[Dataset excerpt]
----

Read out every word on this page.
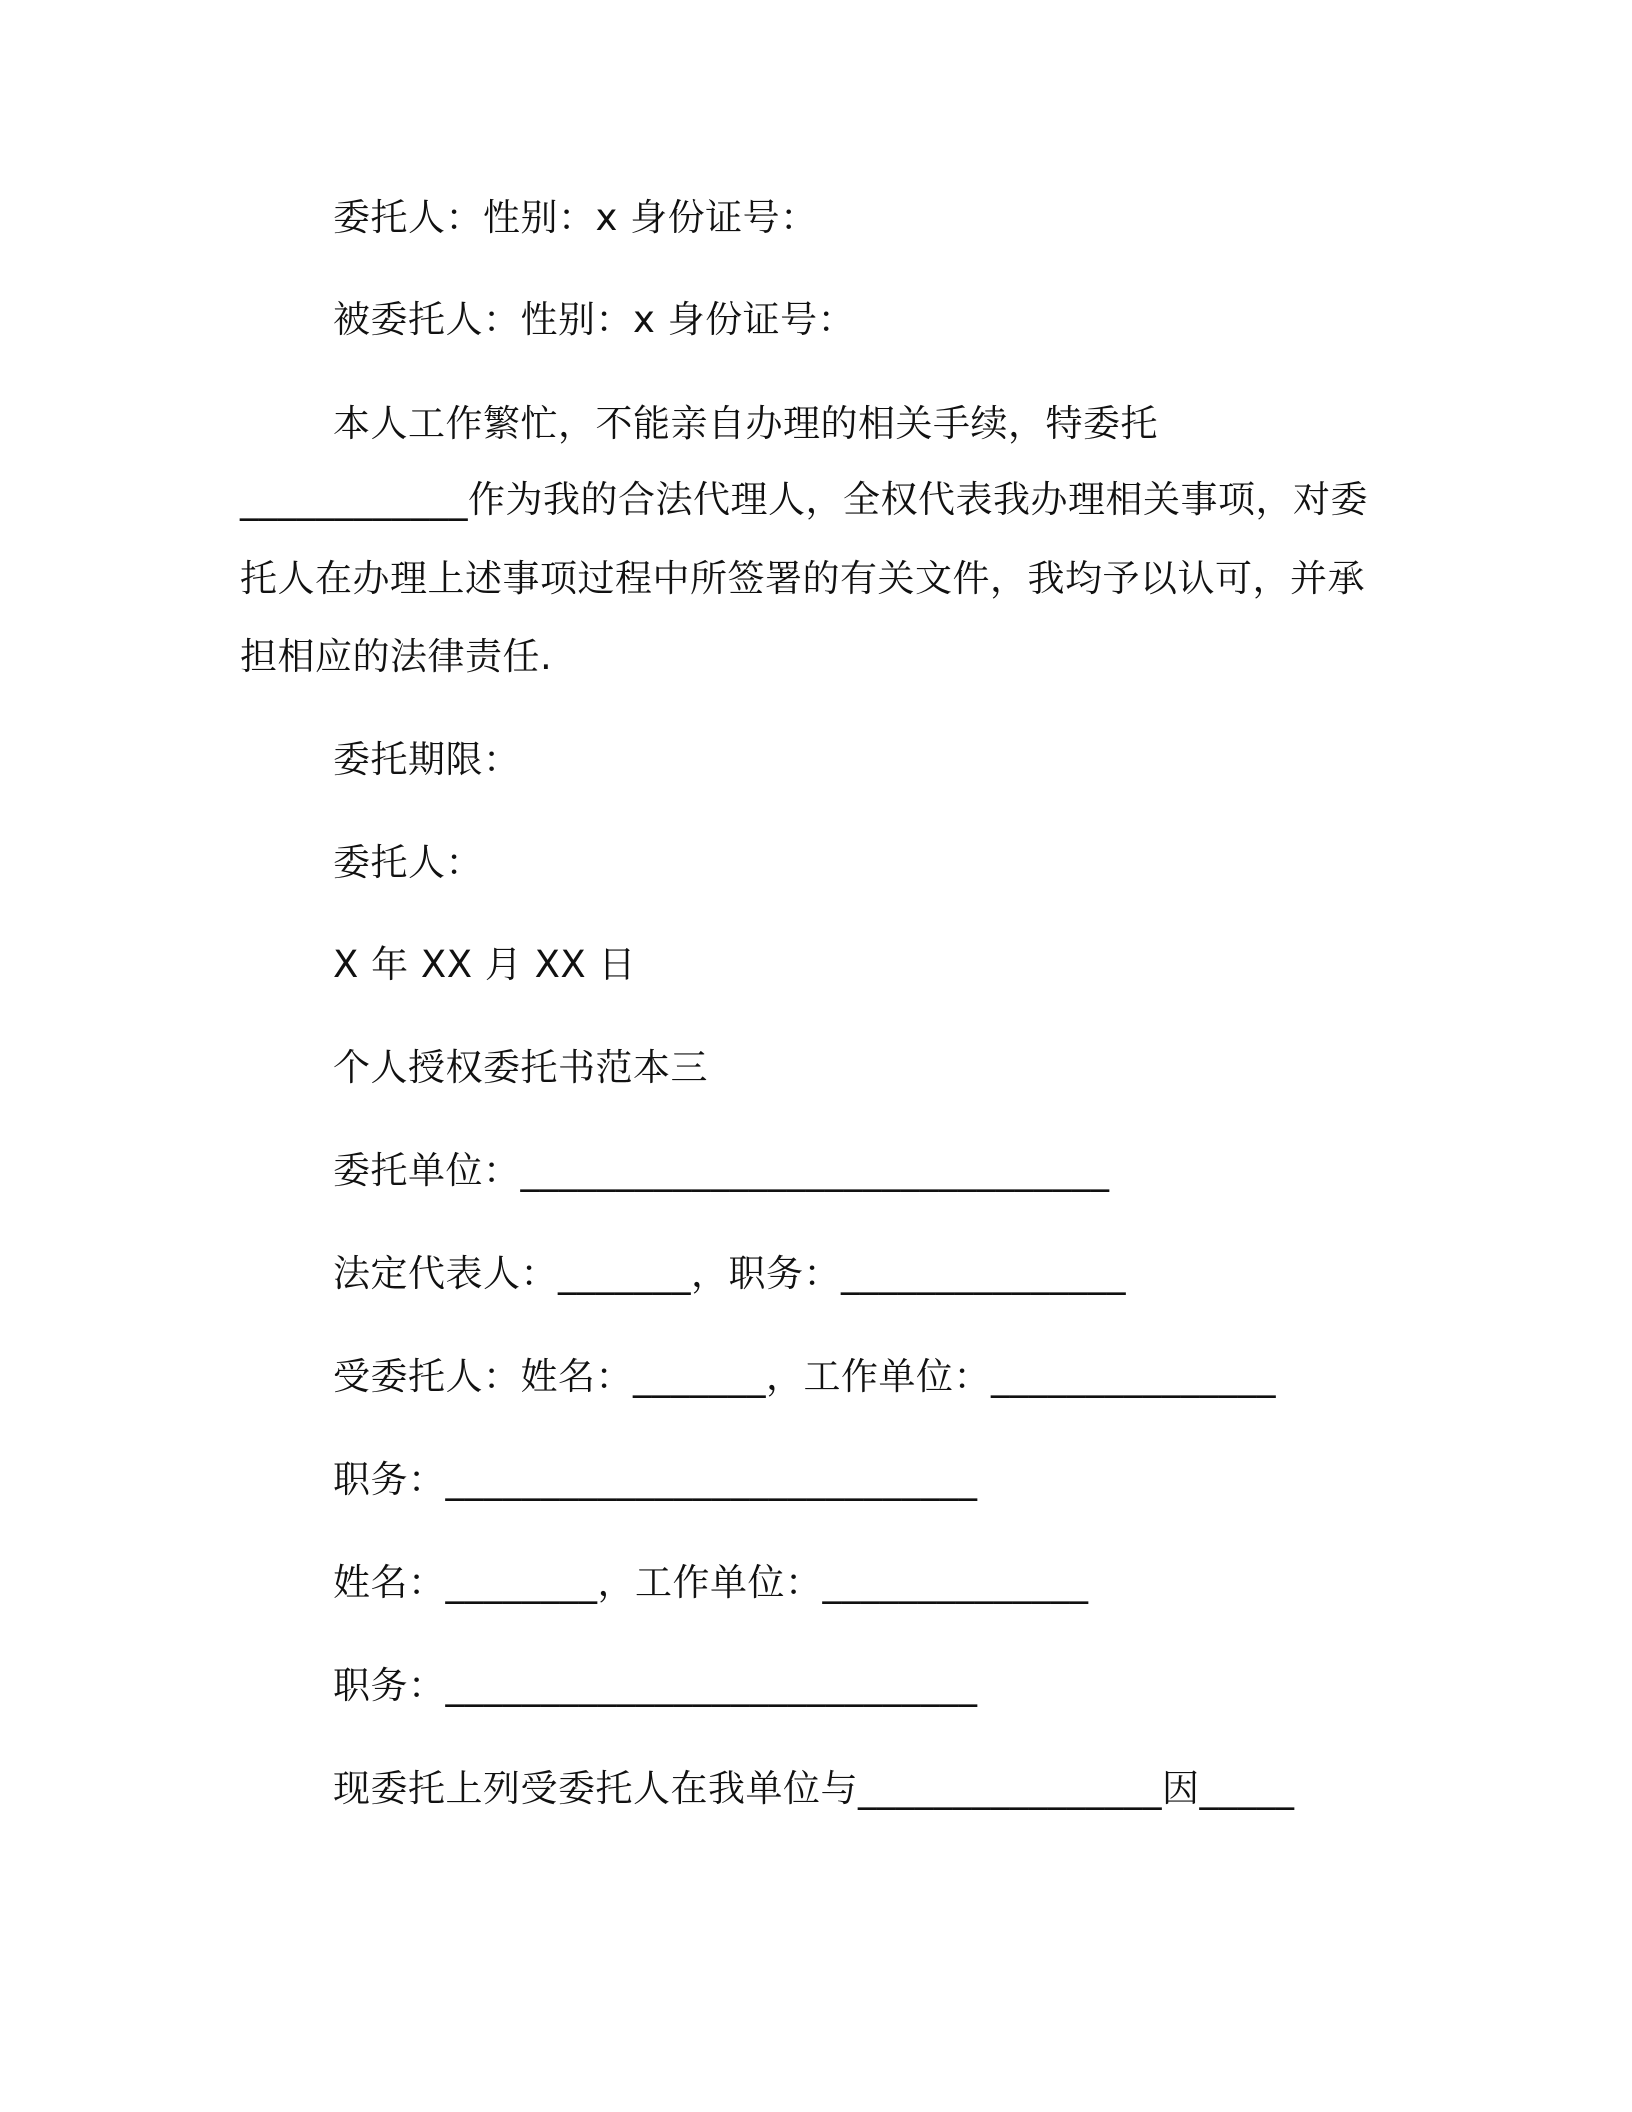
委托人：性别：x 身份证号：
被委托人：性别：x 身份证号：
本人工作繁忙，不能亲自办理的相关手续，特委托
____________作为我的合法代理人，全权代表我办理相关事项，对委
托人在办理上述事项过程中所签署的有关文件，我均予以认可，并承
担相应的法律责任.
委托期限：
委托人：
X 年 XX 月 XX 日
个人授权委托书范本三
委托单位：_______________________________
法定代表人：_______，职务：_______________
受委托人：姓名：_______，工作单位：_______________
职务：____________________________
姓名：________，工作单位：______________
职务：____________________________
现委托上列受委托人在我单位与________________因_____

----

Required work: Images do not belong in the copy; reproduce all other parts of the records above verbatim.

The answer:
Read out every word on this page.
委托人：性别：x 身份证号：
被委托人：性别：x 身份证号：
本人工作繁忙，不能亲自办理的相关手续，特委托
____________作为我的合法代理人，全权代表我办理相关事项，对委
托人在办理上述事项过程中所签署的有关文件，我均予以认可，并承
担相应的法律责任.
委托期限：
委托人：
X 年 XX 月 XX 日
个人授权委托书范本三
委托单位：_______________________________
法定代表人：_______，职务：_______________
受委托人：姓名：_______，工作单位：_______________
职务：____________________________
姓名：________，工作单位：______________
职务：____________________________
现委托上列受委托人在我单位与________________因_____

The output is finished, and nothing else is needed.